__What is expected__
Repeat the material below exactly, with no pictures.

━━━ Records for the task

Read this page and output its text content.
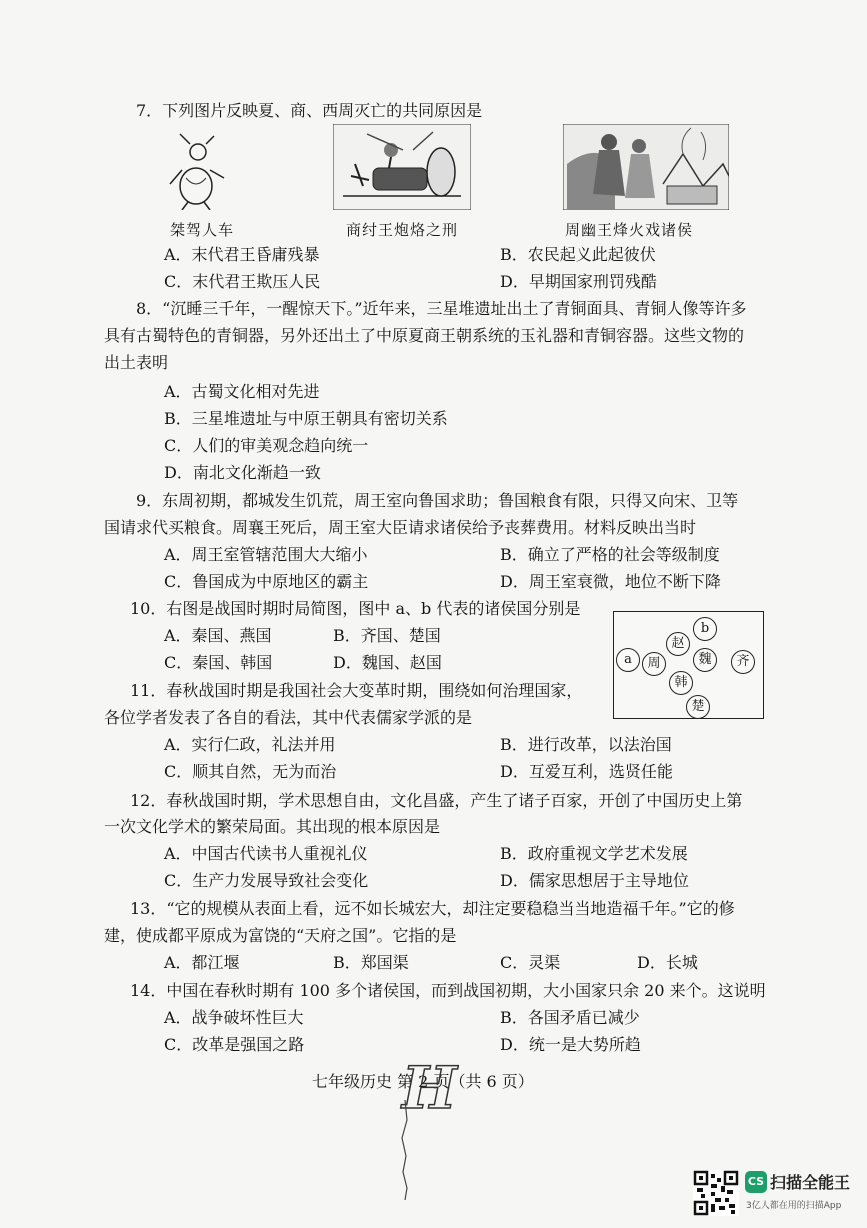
7．下列图片反映夏、商、西周灭亡的共同原因是
桀驾人车	商纣王炮烙之刑	周幽王烽火戏诸侯
A．末代君王昏庸残暴	B．农民起义此起彼伏
C．末代君王欺压人民	D．早期国家刑罚残酷
8．“沉睡三千年，一醒惊天下。”近年来，三星堆遗址出土了青铜面具、青铜人像等许多
具有古蜀特色的青铜器，另外还出土了中原夏商王朝系统的玉礼器和青铜容器。这些文物的
出土表明
A．古蜀文化相对先进
B．三星堆遗址与中原王朝具有密切关系
C．人们的审美观念趋向统一
D．南北文化渐趋一致
9．东周初期，都城发生饥荒，周王室向鲁国求助；鲁国粮食有限，只得又向宋、卫等
国请求代买粮食。周襄王死后，周王室大臣请求诸侯给予丧葬费用。材料反映出当时
A．周王室管辖范围大大缩小	B．确立了严格的社会等级制度
C．鲁国成为中原地区的霸主	D．周王室衰微，地位不断下降
10．右图是战国时期时局简图，图中 a、b 代表的诸侯国分别是
A．秦国、燕国	B．齐国、楚国
C．秦国、韩国	D．魏国、赵国
b
赵
魏	齐
a	周
韩
楚
11．春秋战国时期是我国社会大变革时期，围绕如何治理国家，
各位学者发表了各自的看法，其中代表儒家学派的是
A．实行仁政，礼法并用	B．进行改革，以法治国
C．顺其自然，无为而治	D．互爱互利，选贤任能
12．春秋战国时期，学术思想自由，文化昌盛，产生了诸子百家，开创了中国历史上第
一次文化学术的繁荣局面。其出现的根本原因是
A．中国古代读书人重视礼仪	B．政府重视文学艺术发展
C．生产力发展导致社会变化	D．儒家思想居于主导地位
13．“它的规模从表面上看，远不如长城宏大，却注定要稳稳当当地造福千年。”它的修
建，使成都平原成为富饶的“天府之国”。它指的是
A．都江堰	B．郑国渠	C．灵渠	D．长城
14．中国在春秋时期有 100 多个诸侯国，而到战国初期，大小国家只余 20 来个。这说明
A．战争破坏性巨大	B．各国矛盾已减少
C．改革是强国之路	D．统一是大势所趋
七年级历史 第 2 页（共 6 页）
H
CS 扫描全能王
3亿人都在用的扫描App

━━━━━━

__Reply__
Read this page and output its text content.
7．下列图片反映夏、商、西周灭亡的共同原因是
桀驾人车	商纣王炮烙之刑	周幽王烽火戏诸侯
A．末代君王昏庸残暴	B．农民起义此起彼伏
C．末代君王欺压人民	D．早期国家刑罚残酷
8．“沉睡三千年，一醒惊天下。”近年来，三星堆遗址出土了青铜面具、青铜人像等许多
具有古蜀特色的青铜器，另外还出土了中原夏商王朝系统的玉礼器和青铜容器。这些文物的
出土表明
A．古蜀文化相对先进
B．三星堆遗址与中原王朝具有密切关系
C．人们的审美观念趋向统一
D．南北文化渐趋一致
9．东周初期，都城发生饥荒，周王室向鲁国求助；鲁国粮食有限，只得又向宋、卫等
国请求代买粮食。周襄王死后，周王室大臣请求诸侯给予丧葬费用。材料反映出当时
A．周王室管辖范围大大缩小	B．确立了严格的社会等级制度
C．鲁国成为中原地区的霸主	D．周王室衰微，地位不断下降
10．右图是战国时期时局简图，图中 a、b 代表的诸侯国分别是
A．秦国、燕国	B．齐国、楚国
C．秦国、韩国	D．魏国、赵国
b
赵
魏	齐
a	周
韩
楚
11．春秋战国时期是我国社会大变革时期，围绕如何治理国家，
各位学者发表了各自的看法，其中代表儒家学派的是
A．实行仁政，礼法并用	B．进行改革，以法治国
C．顺其自然，无为而治	D．互爱互利，选贤任能
12．春秋战国时期，学术思想自由，文化昌盛，产生了诸子百家，开创了中国历史上第
一次文化学术的繁荣局面。其出现的根本原因是
A．中国古代读书人重视礼仪	B．政府重视文学艺术发展
C．生产力发展导致社会变化	D．儒家思想居于主导地位
13．“它的规模从表面上看，远不如长城宏大，却注定要稳稳当当地造福千年。”它的修
建，使成都平原成为富饶的“天府之国”。它指的是
A．都江堰	B．郑国渠	C．灵渠	D．长城
14．中国在春秋时期有 100 多个诸侯国，而到战国初期，大小国家只余 20 来个。这说明
A．战争破坏性巨大	B．各国矛盾已减少
C．改革是强国之路	D．统一是大势所趋
七年级历史 第 2 页（共 6 页）
H
CS 扫描全能王
3亿人都在用的扫描App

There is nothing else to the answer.